(SET EXERCISE) Each line of the material below should be reproduced exactly.

(DATA FOR PROCESSING)
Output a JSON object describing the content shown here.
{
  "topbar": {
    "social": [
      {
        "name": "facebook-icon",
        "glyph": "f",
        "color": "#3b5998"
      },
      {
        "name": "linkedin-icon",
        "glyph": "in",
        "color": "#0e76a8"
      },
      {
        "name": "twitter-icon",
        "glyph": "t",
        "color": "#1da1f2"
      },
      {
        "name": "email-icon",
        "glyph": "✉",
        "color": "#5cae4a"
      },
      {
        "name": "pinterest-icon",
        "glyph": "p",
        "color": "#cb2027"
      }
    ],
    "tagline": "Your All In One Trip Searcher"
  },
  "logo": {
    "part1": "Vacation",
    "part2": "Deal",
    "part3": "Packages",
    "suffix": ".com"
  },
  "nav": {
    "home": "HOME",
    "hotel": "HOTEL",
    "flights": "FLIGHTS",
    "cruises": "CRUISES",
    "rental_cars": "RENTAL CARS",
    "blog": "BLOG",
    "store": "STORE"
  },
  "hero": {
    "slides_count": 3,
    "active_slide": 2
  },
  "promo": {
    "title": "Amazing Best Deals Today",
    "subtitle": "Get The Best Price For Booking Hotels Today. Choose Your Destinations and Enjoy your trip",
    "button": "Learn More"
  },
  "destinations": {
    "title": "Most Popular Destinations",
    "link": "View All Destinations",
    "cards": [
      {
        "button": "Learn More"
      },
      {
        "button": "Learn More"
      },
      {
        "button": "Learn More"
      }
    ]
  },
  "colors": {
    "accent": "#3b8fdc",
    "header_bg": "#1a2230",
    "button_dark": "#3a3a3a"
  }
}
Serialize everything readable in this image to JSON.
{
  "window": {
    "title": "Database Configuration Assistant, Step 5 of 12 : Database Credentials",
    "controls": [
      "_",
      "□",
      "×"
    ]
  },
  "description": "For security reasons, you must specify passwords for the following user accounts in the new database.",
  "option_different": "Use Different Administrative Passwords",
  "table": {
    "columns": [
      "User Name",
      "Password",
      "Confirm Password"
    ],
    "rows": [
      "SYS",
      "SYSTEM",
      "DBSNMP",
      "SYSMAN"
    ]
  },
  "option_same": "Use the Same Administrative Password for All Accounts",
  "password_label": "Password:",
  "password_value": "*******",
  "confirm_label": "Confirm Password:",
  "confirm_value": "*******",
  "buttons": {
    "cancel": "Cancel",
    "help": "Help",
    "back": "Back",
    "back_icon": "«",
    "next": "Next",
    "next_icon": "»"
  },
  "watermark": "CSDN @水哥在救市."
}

(FINAL RESULT)
Output a JSON object describing the content shown here.
{
  "topbar": {
    "social": [
      {
        "name": "facebook-icon",
        "glyph": "f",
        "color": "#3b5998"
      },
      {
        "name": "linkedin-icon",
        "glyph": "in",
        "color": "#0e76a8"
      },
      {
        "name": "twitter-icon",
        "glyph": "t",
        "color": "#1da1f2"
      },
      {
        "name": "email-icon",
        "glyph": "✉",
        "color": "#5cae4a"
      },
      {
        "name": "pinterest-icon",
        "glyph": "p",
        "color": "#cb2027"
      }
    ],
    "tagline": "Your All In One Trip Searcher"
  },
  "logo": {
    "part1": "Vacation",
    "part2": "Deal",
    "part3": "Packages",
    "suffix": ".com"
  },
  "nav": {
    "home": "HOME",
    "hotel": "HOTEL",
    "flights": "FLIGHTS",
    "cruises": "CRUISES",
    "rental_cars": "RENTAL CARS",
    "blog": "BLOG",
    "store": "STORE"
  },
  "hero": {
    "slides_count": 3,
    "active_slide": 2
  },
  "promo": {
    "title": "Amazing Best Deals Today",
    "subtitle": "Get The Best Price For Booking Hotels Today. Choose Your Destinations and Enjoy your trip",
    "button": "Learn More"
  },
  "destinations": {
    "title": "Most Popular Destinations",
    "link": "View All Destinations",
    "cards": [
      {
        "button": "Learn More"
      },
      {
        "button": "Learn More"
      },
      {
        "button": "Learn More"
      }
    ]
  },
  "colors": {
    "accent": "#3b8fdc",
    "header_bg": "#1a2230",
    "button_dark": "#3a3a3a"
  }
}
Serialize everything readable in this image to JSON.
{
  "window": {
    "title": "Database Configuration Assistant, Step 5 of 12 : Database Credentials",
    "controls": [
      "_",
      "□",
      "×"
    ]
  },
  "description": "For security reasons, you must specify passwords for the following user accounts in the new database.",
  "option_different": "Use Different Administrative Passwords",
  "table": {
    "columns": [
      "User Name",
      "Password",
      "Confirm Password"
    ],
    "rows": [
      "SYS",
      "SYSTEM",
      "DBSNMP",
      "SYSMAN"
    ]
  },
  "option_same": "Use the Same Administrative Password for All Accounts",
  "password_label": "Password:",
  "password_value": "*******",
  "confirm_label": "Confirm Password:",
  "confirm_value": "*******",
  "buttons": {
    "cancel": "Cancel",
    "help": "Help",
    "back": "Back",
    "back_icon": "«",
    "next": "Next",
    "next_icon": "»"
  },
  "watermark": "CSDN @水哥在救市."
}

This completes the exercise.